** Start Material for this exercise **

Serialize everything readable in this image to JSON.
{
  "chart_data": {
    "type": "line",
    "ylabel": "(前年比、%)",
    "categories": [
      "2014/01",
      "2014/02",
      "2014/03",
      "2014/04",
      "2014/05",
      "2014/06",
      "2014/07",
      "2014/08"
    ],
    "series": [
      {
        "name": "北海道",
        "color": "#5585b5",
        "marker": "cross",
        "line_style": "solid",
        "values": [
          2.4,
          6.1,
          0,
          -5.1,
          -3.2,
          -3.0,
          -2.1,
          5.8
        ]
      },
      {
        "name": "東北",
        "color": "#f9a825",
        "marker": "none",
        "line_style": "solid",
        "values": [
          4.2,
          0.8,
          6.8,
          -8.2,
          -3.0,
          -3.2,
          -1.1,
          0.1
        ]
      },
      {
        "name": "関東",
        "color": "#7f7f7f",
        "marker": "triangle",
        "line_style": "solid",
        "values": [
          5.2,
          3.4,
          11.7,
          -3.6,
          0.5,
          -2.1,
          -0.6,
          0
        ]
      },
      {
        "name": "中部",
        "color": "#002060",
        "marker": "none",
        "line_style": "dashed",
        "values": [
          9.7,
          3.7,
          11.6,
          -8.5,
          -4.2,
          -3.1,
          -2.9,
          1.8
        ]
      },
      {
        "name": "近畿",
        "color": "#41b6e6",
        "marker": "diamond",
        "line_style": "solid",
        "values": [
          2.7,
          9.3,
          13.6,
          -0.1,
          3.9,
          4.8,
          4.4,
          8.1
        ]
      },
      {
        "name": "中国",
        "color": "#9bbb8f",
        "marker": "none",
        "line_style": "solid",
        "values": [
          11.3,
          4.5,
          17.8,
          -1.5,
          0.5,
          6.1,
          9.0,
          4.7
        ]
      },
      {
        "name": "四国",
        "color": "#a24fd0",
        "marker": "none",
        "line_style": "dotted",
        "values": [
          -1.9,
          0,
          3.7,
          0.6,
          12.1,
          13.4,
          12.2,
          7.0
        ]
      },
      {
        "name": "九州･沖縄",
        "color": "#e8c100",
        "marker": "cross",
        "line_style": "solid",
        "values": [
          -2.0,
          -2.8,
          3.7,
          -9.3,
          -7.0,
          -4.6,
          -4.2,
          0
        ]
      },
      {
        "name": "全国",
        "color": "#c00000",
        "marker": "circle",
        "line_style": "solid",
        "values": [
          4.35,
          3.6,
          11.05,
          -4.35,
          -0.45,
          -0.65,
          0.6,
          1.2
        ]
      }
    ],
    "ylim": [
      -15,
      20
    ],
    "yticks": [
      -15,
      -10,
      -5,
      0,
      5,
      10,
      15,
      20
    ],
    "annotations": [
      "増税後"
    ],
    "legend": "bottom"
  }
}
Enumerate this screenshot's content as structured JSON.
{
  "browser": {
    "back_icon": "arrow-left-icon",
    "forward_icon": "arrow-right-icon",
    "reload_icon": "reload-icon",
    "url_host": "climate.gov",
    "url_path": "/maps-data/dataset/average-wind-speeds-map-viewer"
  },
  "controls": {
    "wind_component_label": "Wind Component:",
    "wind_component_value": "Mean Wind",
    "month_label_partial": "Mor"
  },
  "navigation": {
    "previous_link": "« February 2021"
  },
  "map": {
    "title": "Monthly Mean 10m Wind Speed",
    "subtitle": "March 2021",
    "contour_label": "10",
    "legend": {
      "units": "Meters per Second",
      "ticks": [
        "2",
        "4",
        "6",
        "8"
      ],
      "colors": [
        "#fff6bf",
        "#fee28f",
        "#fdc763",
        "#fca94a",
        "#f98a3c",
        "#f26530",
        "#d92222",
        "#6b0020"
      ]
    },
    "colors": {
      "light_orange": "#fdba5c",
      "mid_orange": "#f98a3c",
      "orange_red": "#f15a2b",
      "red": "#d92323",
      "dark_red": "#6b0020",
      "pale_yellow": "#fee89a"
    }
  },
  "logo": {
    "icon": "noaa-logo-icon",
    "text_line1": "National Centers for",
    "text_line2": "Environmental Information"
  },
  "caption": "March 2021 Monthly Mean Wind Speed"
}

** End Material for this exercise **

# What you will do:
Please give back all of the records exactly as written.

# Task result:
Serialize everything readable in this image to JSON.
{
  "chart_data": {
    "type": "line",
    "ylabel": "(前年比、%)",
    "categories": [
      "2014/01",
      "2014/02",
      "2014/03",
      "2014/04",
      "2014/05",
      "2014/06",
      "2014/07",
      "2014/08"
    ],
    "series": [
      {
        "name": "北海道",
        "color": "#5585b5",
        "marker": "cross",
        "line_style": "solid",
        "values": [
          2.4,
          6.1,
          0,
          -5.1,
          -3.2,
          -3.0,
          -2.1,
          5.8
        ]
      },
      {
        "name": "東北",
        "color": "#f9a825",
        "marker": "none",
        "line_style": "solid",
        "values": [
          4.2,
          0.8,
          6.8,
          -8.2,
          -3.0,
          -3.2,
          -1.1,
          0.1
        ]
      },
      {
        "name": "関東",
        "color": "#7f7f7f",
        "marker": "triangle",
        "line_style": "solid",
        "values": [
          5.2,
          3.4,
          11.7,
          -3.6,
          0.5,
          -2.1,
          -0.6,
          0
        ]
      },
      {
        "name": "中部",
        "color": "#002060",
        "marker": "none",
        "line_style": "dashed",
        "values": [
          9.7,
          3.7,
          11.6,
          -8.5,
          -4.2,
          -3.1,
          -2.9,
          1.8
        ]
      },
      {
        "name": "近畿",
        "color": "#41b6e6",
        "marker": "diamond",
        "line_style": "solid",
        "values": [
          2.7,
          9.3,
          13.6,
          -0.1,
          3.9,
          4.8,
          4.4,
          8.1
        ]
      },
      {
        "name": "中国",
        "color": "#9bbb8f",
        "marker": "none",
        "line_style": "solid",
        "values": [
          11.3,
          4.5,
          17.8,
          -1.5,
          0.5,
          6.1,
          9.0,
          4.7
        ]
      },
      {
        "name": "四国",
        "color": "#a24fd0",
        "marker": "none",
        "line_style": "dotted",
        "values": [
          -1.9,
          0,
          3.7,
          0.6,
          12.1,
          13.4,
          12.2,
          7.0
        ]
      },
      {
        "name": "九州･沖縄",
        "color": "#e8c100",
        "marker": "cross",
        "line_style": "solid",
        "values": [
          -2.0,
          -2.8,
          3.7,
          -9.3,
          -7.0,
          -4.6,
          -4.2,
          0
        ]
      },
      {
        "name": "全国",
        "color": "#c00000",
        "marker": "circle",
        "line_style": "solid",
        "values": [
          4.35,
          3.6,
          11.05,
          -4.35,
          -0.45,
          -0.65,
          0.6,
          1.2
        ]
      }
    ],
    "ylim": [
      -15,
      20
    ],
    "yticks": [
      -15,
      -10,
      -5,
      0,
      5,
      10,
      15,
      20
    ],
    "annotations": [
      "増税後"
    ],
    "legend": "bottom"
  }
}
Enumerate this screenshot's content as structured JSON.
{
  "browser": {
    "back_icon": "arrow-left-icon",
    "forward_icon": "arrow-right-icon",
    "reload_icon": "reload-icon",
    "url_host": "climate.gov",
    "url_path": "/maps-data/dataset/average-wind-speeds-map-viewer"
  },
  "controls": {
    "wind_component_label": "Wind Component:",
    "wind_component_value": "Mean Wind",
    "month_label_partial": "Mor"
  },
  "navigation": {
    "previous_link": "« February 2021"
  },
  "map": {
    "title": "Monthly Mean 10m Wind Speed",
    "subtitle": "March 2021",
    "contour_label": "10",
    "legend": {
      "units": "Meters per Second",
      "ticks": [
        "2",
        "4",
        "6",
        "8"
      ],
      "colors": [
        "#fff6bf",
        "#fee28f",
        "#fdc763",
        "#fca94a",
        "#f98a3c",
        "#f26530",
        "#d92222",
        "#6b0020"
      ]
    },
    "colors": {
      "light_orange": "#fdba5c",
      "mid_orange": "#f98a3c",
      "orange_red": "#f15a2b",
      "red": "#d92323",
      "dark_red": "#6b0020",
      "pale_yellow": "#fee89a"
    }
  },
  "logo": {
    "icon": "noaa-logo-icon",
    "text_line1": "National Centers for",
    "text_line2": "Environmental Information"
  },
  "caption": "March 2021 Monthly Mean Wind Speed"
}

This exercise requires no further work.